- **学習用文章**
********

新しい活動地で「母子の継続ケア強化」事業を開始しました

2024/03/21

2024年2月29日、ホンジュラスの首都テグシガルパ市で行われた贈与契約署名式に、事業統括の山田留美子が出席しました。対象となったのは、令和5年度日本NGO連携無償資金協力事業「レイトカ市及びクラレン市における母子継続ケア強化事業」です。
 

いつもより多い出席者の前で、活動内容の紹介とご挨拶をする事業統括の山田。

 
今回の式典は、草の根・人間の安全保障無償資金協力事業の署名式と一緒に開催され、ホンジュラスの外務・国際協力省やエネルギー天然資源環境鉱山省、事業対象各市の担当官も出席されました。そして、中原淳特命全権大使から次のような言葉をいただきました(※)。

********

学習用文章を読んで、次の問いに答えなさい。
1. 贈与契約署名式は、いつ、どこで行われましたか。
2. 署名の対象となった事業の名称は何ですか。
3. 今回の式典は、何の署名式と一緒に開催されましたか。

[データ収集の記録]
********

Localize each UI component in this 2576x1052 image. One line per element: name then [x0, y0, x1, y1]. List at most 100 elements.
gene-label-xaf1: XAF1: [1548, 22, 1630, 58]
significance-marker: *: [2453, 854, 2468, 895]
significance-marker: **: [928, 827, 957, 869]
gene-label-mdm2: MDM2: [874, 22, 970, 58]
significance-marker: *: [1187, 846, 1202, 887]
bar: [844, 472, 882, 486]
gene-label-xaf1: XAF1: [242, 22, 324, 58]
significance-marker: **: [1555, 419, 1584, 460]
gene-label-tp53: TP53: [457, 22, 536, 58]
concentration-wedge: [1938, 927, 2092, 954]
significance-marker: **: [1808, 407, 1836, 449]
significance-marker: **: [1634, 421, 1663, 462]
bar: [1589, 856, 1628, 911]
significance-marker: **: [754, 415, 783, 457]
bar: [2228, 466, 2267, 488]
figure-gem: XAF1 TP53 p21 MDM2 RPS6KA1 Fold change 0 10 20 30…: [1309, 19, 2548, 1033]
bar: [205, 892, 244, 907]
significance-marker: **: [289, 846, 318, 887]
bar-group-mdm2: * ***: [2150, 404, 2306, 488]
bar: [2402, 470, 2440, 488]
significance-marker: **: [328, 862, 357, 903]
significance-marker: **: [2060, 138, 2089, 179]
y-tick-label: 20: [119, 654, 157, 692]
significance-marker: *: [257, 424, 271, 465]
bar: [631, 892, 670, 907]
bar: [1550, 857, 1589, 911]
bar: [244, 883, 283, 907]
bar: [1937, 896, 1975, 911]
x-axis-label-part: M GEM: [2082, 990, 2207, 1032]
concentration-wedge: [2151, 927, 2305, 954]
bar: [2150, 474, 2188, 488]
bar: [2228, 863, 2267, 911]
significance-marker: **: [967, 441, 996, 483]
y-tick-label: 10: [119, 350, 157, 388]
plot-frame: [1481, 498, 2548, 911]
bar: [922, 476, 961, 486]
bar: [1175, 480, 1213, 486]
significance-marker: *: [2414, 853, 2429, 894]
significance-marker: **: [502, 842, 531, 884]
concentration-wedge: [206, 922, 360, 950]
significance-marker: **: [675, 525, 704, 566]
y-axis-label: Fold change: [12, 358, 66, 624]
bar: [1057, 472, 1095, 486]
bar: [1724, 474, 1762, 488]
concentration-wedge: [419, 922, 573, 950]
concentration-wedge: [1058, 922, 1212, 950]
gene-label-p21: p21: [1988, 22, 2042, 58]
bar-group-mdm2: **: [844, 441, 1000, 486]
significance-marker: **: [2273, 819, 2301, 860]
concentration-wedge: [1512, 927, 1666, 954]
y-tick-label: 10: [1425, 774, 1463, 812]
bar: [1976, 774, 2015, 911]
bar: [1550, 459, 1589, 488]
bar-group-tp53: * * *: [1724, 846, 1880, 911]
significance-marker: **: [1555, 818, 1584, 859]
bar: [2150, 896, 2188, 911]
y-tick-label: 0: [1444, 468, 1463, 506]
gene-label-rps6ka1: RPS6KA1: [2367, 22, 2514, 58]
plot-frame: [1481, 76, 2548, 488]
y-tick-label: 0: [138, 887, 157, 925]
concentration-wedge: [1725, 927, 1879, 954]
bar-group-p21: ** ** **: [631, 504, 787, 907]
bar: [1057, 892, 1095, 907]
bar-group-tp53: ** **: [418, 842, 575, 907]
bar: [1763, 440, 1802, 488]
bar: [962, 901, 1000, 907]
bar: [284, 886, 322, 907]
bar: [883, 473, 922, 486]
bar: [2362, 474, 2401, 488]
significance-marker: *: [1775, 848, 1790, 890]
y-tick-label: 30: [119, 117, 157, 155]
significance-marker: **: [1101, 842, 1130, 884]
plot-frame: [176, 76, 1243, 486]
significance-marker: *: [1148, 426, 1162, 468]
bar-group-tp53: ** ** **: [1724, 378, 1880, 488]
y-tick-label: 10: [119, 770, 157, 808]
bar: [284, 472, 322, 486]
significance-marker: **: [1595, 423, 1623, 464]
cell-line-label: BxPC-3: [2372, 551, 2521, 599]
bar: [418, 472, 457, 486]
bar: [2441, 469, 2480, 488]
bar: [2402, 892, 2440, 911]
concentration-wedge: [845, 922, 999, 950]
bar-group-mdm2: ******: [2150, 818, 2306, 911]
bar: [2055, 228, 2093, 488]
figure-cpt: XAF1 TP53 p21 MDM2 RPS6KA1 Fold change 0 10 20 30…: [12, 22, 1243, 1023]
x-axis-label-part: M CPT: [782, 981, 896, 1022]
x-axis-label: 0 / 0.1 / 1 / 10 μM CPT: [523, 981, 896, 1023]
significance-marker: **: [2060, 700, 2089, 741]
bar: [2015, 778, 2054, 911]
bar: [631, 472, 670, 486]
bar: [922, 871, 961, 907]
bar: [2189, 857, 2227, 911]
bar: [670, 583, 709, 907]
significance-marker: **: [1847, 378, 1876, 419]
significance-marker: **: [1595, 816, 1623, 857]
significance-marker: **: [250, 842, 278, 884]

********

- **課題の解答**
1. 2024年2月29日、ホンジュラスの首都テグシガルパ市で行われました。
2. 令和5年度日本NGO連携無償資金協力事業「レイトカ市及びクラレン市における母子継続ケア強化事業」です。
3. 草の根・人間の安全保障無償資金協力事業の署名式と一緒に開催されました。